GIVEN REQUEST. Everything in the listing except the pictures should be written out exactly.

PROVIDED DATA.

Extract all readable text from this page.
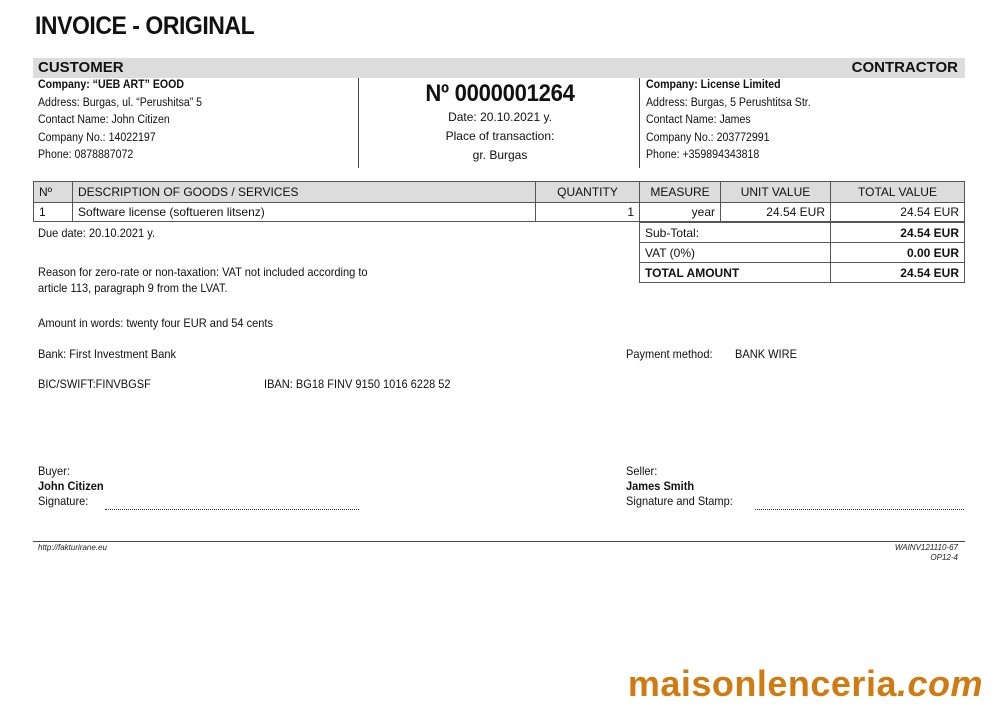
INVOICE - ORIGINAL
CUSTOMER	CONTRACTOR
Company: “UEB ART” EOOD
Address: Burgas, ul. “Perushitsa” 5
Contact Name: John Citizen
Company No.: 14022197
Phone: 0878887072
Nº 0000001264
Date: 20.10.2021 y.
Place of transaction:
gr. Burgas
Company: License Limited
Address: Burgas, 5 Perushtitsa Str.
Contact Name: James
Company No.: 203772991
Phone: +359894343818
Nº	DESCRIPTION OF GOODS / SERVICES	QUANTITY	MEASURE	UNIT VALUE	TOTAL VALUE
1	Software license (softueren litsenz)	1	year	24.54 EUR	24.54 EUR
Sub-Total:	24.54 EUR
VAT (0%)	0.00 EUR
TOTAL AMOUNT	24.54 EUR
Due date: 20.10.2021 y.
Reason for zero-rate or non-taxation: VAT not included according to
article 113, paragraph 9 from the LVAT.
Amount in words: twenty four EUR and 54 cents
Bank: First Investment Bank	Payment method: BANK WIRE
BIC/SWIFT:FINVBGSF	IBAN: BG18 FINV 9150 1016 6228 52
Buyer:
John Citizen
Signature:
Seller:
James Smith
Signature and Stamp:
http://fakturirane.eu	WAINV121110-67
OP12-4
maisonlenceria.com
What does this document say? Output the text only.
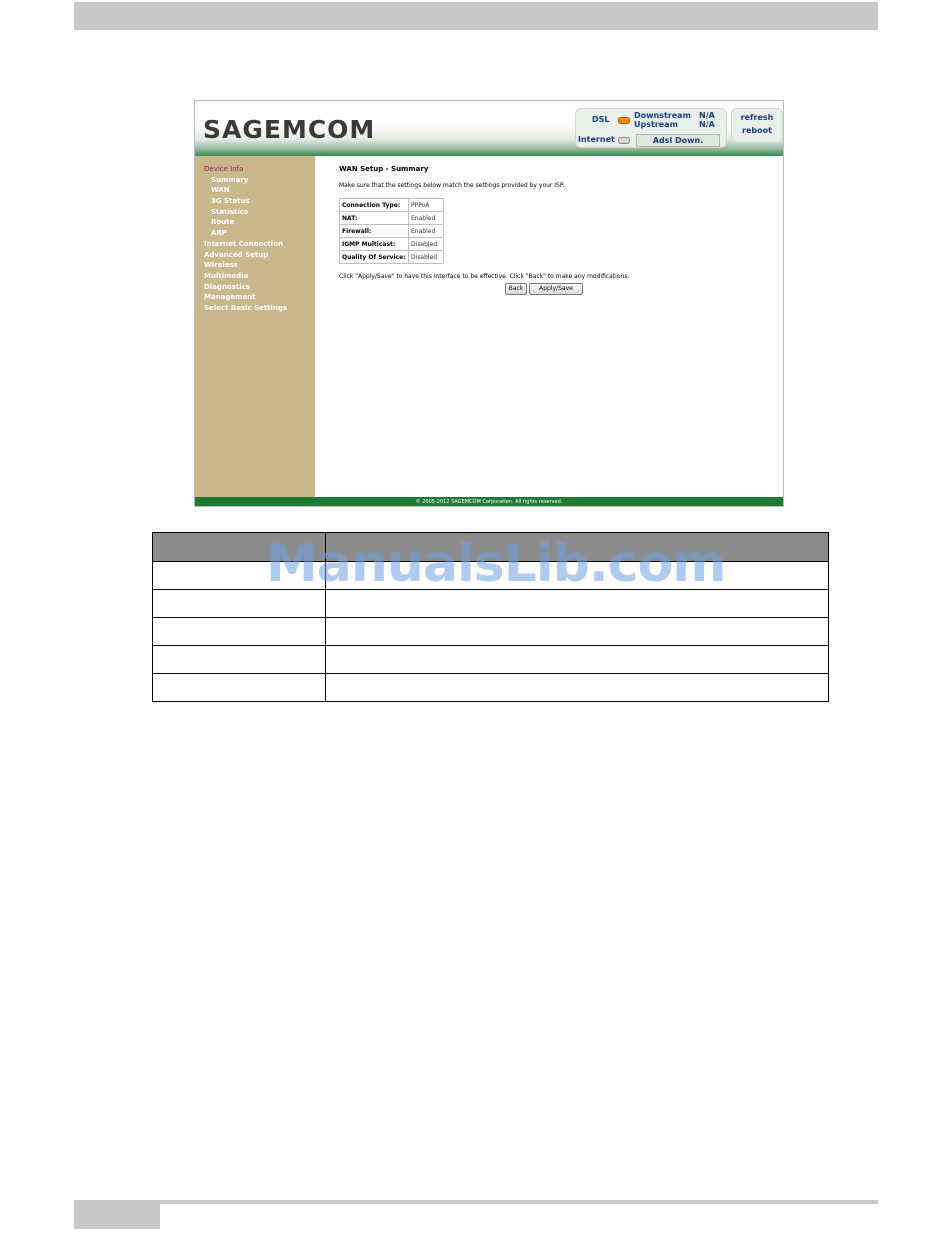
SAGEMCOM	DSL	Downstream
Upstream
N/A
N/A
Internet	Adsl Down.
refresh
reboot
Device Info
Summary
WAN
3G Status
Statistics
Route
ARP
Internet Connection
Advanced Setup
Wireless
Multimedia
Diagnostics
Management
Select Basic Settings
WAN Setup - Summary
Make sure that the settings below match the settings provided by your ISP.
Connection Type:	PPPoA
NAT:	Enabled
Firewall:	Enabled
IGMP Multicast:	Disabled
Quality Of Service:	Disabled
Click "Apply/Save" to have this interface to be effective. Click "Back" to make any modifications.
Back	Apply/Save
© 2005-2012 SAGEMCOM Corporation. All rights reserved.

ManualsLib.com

TASK ANSWER.
Extract all readable text from this page.
INVOICE - ORIGINAL
CUSTOMER	CONTRACTOR
Company: “UEB ART” EOOD
Address: Burgas, ul. “Perushitsa” 5
Contact Name: John Citizen
Company No.: 14022197
Phone: 0878887072
Nº 0000001264
Date: 20.10.2021 y.
Place of transaction:
gr. Burgas
Company: License Limited
Address: Burgas, 5 Perushtitsa Str.
Contact Name: James
Company No.: 203772991
Phone: +359894343818
Nº	DESCRIPTION OF GOODS / SERVICES	QUANTITY	MEASURE	UNIT VALUE	TOTAL VALUE
1	Software license (softueren litsenz)	1	year	24.54 EUR	24.54 EUR
Sub-Total:	24.54 EUR
VAT (0%)	0.00 EUR
TOTAL AMOUNT	24.54 EUR
Due date: 20.10.2021 y.
Reason for zero-rate or non-taxation: VAT not included according to
article 113, paragraph 9 from the LVAT.
Amount in words: twenty four EUR and 54 cents
Bank: First Investment Bank	Payment method: BANK WIRE
BIC/SWIFT:FINVBGSF	IBAN: BG18 FINV 9150 1016 6228 52
Buyer:
John Citizen
Signature:
Seller:
James Smith
Signature and Stamp:
http://fakturirane.eu	WAINV121110-67
OP12-4
maisonlenceria.com
What does this document say? Output the text only.
SAGEMCOM	DSL	Downstream
Upstream
N/A
N/A
Internet	Adsl Down.
refresh
reboot
Device Info
Summary
WAN
3G Status
Statistics
Route
ARP
Internet Connection
Advanced Setup
Wireless
Multimedia
Diagnostics
Management
Select Basic Settings
WAN Setup - Summary
Make sure that the settings below match the settings provided by your ISP.
Connection Type:	PPPoA
NAT:	Enabled
Firewall:	Enabled
IGMP Multicast:	Disabled
Quality Of Service:	Disabled
Click "Apply/Save" to have this interface to be effective. Click "Back" to make any modifications.
Back	Apply/Save
© 2005-2012 SAGEMCOM Corporation. All rights reserved.

ManualsLib.com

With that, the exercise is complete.